Repeat exactly everything in the listing from the line containing "Patent image size: (1015, 485)." down to the line containing "The length of optical fiber 14 is", with both of those lines included.
▽
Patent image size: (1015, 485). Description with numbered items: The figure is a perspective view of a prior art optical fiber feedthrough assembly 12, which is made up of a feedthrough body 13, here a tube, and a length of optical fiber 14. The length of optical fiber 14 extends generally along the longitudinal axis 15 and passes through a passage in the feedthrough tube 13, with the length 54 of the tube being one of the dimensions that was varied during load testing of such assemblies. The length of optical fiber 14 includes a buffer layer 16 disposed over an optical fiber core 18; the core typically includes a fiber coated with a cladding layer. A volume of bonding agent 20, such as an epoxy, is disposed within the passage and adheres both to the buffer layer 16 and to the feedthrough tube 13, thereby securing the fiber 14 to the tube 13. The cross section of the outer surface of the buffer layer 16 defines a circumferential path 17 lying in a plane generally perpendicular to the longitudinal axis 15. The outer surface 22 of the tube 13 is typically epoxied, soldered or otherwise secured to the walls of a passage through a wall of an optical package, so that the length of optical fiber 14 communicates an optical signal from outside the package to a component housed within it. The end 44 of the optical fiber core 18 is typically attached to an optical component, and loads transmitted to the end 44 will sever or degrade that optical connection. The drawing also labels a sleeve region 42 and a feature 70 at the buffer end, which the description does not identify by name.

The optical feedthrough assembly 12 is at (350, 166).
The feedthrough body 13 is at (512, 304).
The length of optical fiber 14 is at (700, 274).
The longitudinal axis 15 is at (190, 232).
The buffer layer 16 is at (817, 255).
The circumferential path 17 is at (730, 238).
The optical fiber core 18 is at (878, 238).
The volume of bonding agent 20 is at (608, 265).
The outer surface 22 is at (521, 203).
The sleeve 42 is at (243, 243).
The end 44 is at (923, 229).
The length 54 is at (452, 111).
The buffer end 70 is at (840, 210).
△
▽
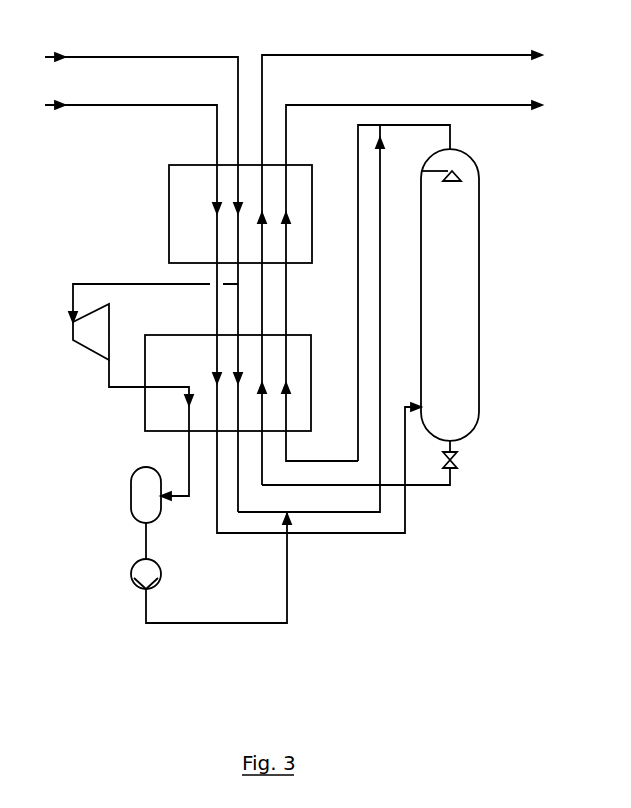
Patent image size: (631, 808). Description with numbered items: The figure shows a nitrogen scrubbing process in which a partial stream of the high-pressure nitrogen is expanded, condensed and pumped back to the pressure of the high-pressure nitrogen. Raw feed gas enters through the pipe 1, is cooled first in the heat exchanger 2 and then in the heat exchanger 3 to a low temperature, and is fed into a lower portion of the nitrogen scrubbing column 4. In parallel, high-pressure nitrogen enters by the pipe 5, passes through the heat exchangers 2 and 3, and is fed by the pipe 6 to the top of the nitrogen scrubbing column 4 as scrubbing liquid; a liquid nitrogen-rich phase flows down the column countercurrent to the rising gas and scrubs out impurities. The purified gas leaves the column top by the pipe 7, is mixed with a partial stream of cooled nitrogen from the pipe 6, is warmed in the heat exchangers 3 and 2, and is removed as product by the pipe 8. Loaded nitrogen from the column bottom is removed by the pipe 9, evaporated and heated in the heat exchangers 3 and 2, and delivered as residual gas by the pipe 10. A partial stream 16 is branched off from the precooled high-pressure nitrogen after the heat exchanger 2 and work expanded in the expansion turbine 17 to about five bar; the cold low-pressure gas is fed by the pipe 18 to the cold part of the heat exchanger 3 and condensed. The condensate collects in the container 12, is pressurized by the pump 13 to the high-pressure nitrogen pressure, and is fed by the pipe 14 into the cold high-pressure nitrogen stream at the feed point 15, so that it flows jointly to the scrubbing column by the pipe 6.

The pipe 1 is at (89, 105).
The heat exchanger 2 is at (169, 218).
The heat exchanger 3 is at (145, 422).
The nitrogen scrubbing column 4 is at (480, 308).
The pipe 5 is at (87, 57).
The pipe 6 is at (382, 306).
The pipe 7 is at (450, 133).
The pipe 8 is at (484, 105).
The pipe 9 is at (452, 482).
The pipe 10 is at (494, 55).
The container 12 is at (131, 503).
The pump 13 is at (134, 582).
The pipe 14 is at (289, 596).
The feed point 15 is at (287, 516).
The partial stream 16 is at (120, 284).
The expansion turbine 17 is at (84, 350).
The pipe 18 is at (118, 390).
△
● Answer for the task:
Patent image size: (1015, 485). Description with numbered items: The figure is a perspective view of a prior art optical fiber feedthrough assembly 12, which is made up of a feedthrough body 13, here a tube, and a length of optical fiber 14. The length of optical fiber 14 extends generally along the longitudinal axis 15 and passes through a passage in the feedthrough tube 13, with the length 54 of the tube being one of the dimensions that was varied during load testing of such assemblies. The length of optical fiber 14 includes a buffer layer 16 disposed over an optical fiber core 18; the core typically includes a fiber coated with a cladding layer. A volume of bonding agent 20, such as an epoxy, is disposed within the passage and adheres both to the buffer layer 16 and to the feedthrough tube 13, thereby securing the fiber 14 to the tube 13. The cross section of the outer surface of the buffer layer 16 defines a circumferential path 17 lying in a plane generally perpendicular to the longitudinal axis 15. The outer surface 22 of the tube 13 is typically epoxied, soldered or otherwise secured to the walls of a passage through a wall of an optical package, so that the length of optical fiber 14 communicates an optical signal from outside the package to a component housed within it. The end 44 of the optical fiber core 18 is typically attached to an optical component, and loads transmitted to the end 44 will sever or degrade that optical connection. The drawing also labels a sleeve region 42 and a feature 70 at the buffer end, which the description does not identify by name.

The optical feedthrough assembly 12 is at (350, 166).
The feedthrough body 13 is at (512, 304).
The length of optical fiber 14 is at (700, 274).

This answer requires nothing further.